** begin **

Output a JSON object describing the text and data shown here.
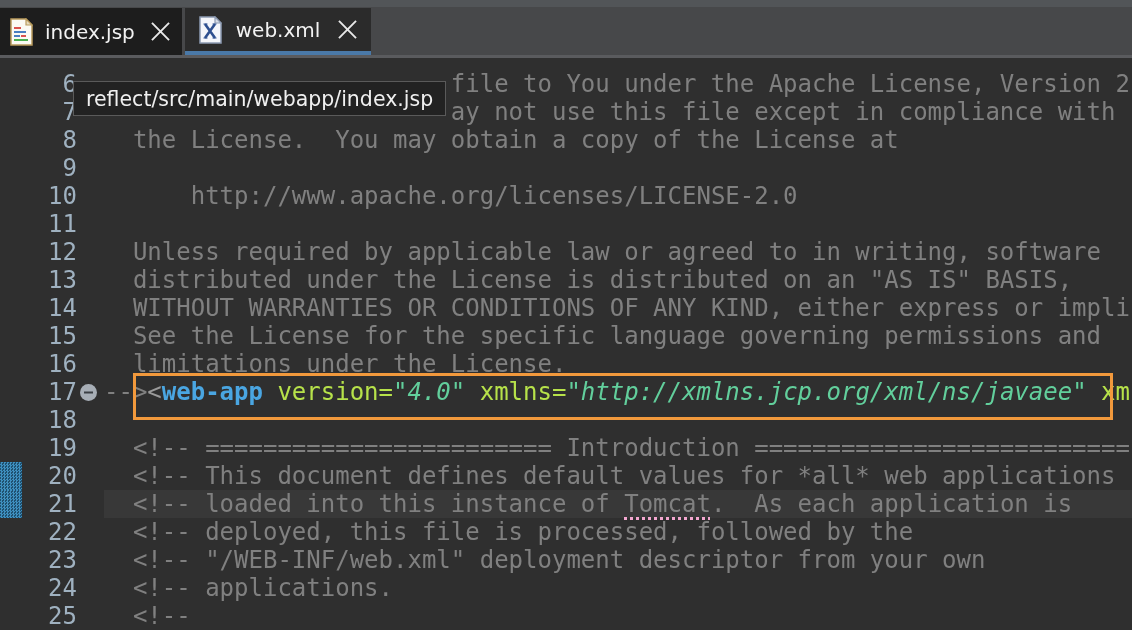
{
  "tabs": [
    {
      "label": "index.jsp",
      "kind": "jsp",
      "selected": false
    },
    {
      "label": "web.xml",
      "kind": "xml",
      "selected": true
    }
  ],
  "tooltip": {
    "text": "reflect/src/main/webapp/index.jsp"
  },
  "editor": {
    "lines": [
      {
        "number": "6",
        "kind": "covered",
        "text": "file to You under the Apache License, Version 2",
        "current": false,
        "changed": false,
        "boxed": false
      },
      {
        "number": "7",
        "kind": "covered",
        "text": "ay not use this file except in compliance with",
        "current": false,
        "changed": false,
        "boxed": false
      },
      {
        "number": "8",
        "kind": "comment",
        "text": "  the License.  You may obtain a copy of the License at",
        "current": false,
        "changed": false,
        "boxed": false
      },
      {
        "number": "9",
        "kind": "blank",
        "current": false,
        "changed": false,
        "boxed": false
      },
      {
        "number": "10",
        "kind": "comment",
        "text": "      http://www.apache.org/licenses/LICENSE-2.0",
        "current": false,
        "changed": false,
        "boxed": false
      },
      {
        "number": "11",
        "kind": "blank",
        "current": false,
        "changed": false,
        "boxed": false
      },
      {
        "number": "12",
        "kind": "comment",
        "text": "  Unless required by applicable law or agreed to in writing, software",
        "current": false,
        "changed": false,
        "boxed": false
      },
      {
        "number": "13",
        "kind": "comment",
        "text": "  distributed under the License is distributed on an \"AS IS\" BASIS,",
        "current": false,
        "changed": false,
        "boxed": false
      },
      {
        "number": "14",
        "kind": "comment",
        "text": "  WITHOUT WARRANTIES OR CONDITIONS OF ANY KIND, either express or impli",
        "current": false,
        "changed": false,
        "boxed": false
      },
      {
        "number": "15",
        "kind": "comment",
        "text": "  See the License for the specific language governing permissions and",
        "current": false,
        "changed": false,
        "boxed": false
      },
      {
        "number": "16",
        "kind": "comment",
        "text": "  limitations under the License.",
        "current": false,
        "changed": false,
        "boxed": false
      },
      {
        "number": "17",
        "kind": "markup",
        "expanded": true,
        "segments": [
          {
            "kind": "comment",
            "text": "-->"
          },
          {
            "kind": "bracket",
            "text": "<"
          },
          {
            "kind": "tag",
            "text": "web-app"
          },
          {
            "kind": "attr",
            "text": " version="
          },
          {
            "kind": "value",
            "text": "\"4.0\""
          },
          {
            "kind": "attr",
            "text": " xmlns="
          },
          {
            "kind": "value",
            "text": "\"http://xmlns.jcp.org/xml/ns/javaee\""
          },
          {
            "kind": "attr",
            "text": " xm"
          }
        ],
        "current": false,
        "changed": false,
        "boxed": true
      },
      {
        "number": "18",
        "kind": "blank",
        "current": false,
        "changed": false,
        "boxed": false
      },
      {
        "number": "19",
        "kind": "comment",
        "text": "  <!-- ======================== Introduction ==========================",
        "current": false,
        "changed": false,
        "boxed": false
      },
      {
        "number": "20",
        "kind": "comment",
        "text": "  <!-- This document defines default values for *all* web applications",
        "current": false,
        "changed": true,
        "boxed": false
      },
      {
        "number": "21",
        "kind": "comment",
        "segments": [
          {
            "kind": "comment",
            "text": "  <!-- loaded into this instance of "
          },
          {
            "kind": "misspelled",
            "text": "Tomcat"
          },
          {
            "kind": "comment",
            "text": ".  As each application is"
          }
        ],
        "current": true,
        "changed": true,
        "boxed": false
      },
      {
        "number": "22",
        "kind": "comment",
        "text": "  <!-- deployed, this file is processed, followed by the",
        "current": false,
        "changed": false,
        "boxed": false
      },
      {
        "number": "23",
        "kind": "comment",
        "text": "  <!-- \"/WEB-INF/web.xml\" deployment descriptor from your own",
        "current": false,
        "changed": false,
        "boxed": false
      },
      {
        "number": "24",
        "kind": "comment",
        "text": "  <!-- applications.",
        "current": false,
        "changed": false,
        "boxed": false
      },
      {
        "number": "25",
        "kind": "comment",
        "text": "  <!--",
        "current": false,
        "changed": false,
        "boxed": false
      }
    ]
  }
}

** end **

WHAT TO DO. Answer with one number: how many lines in the listing hold "index".

SOLUTION TO THIS EXERCISE. 2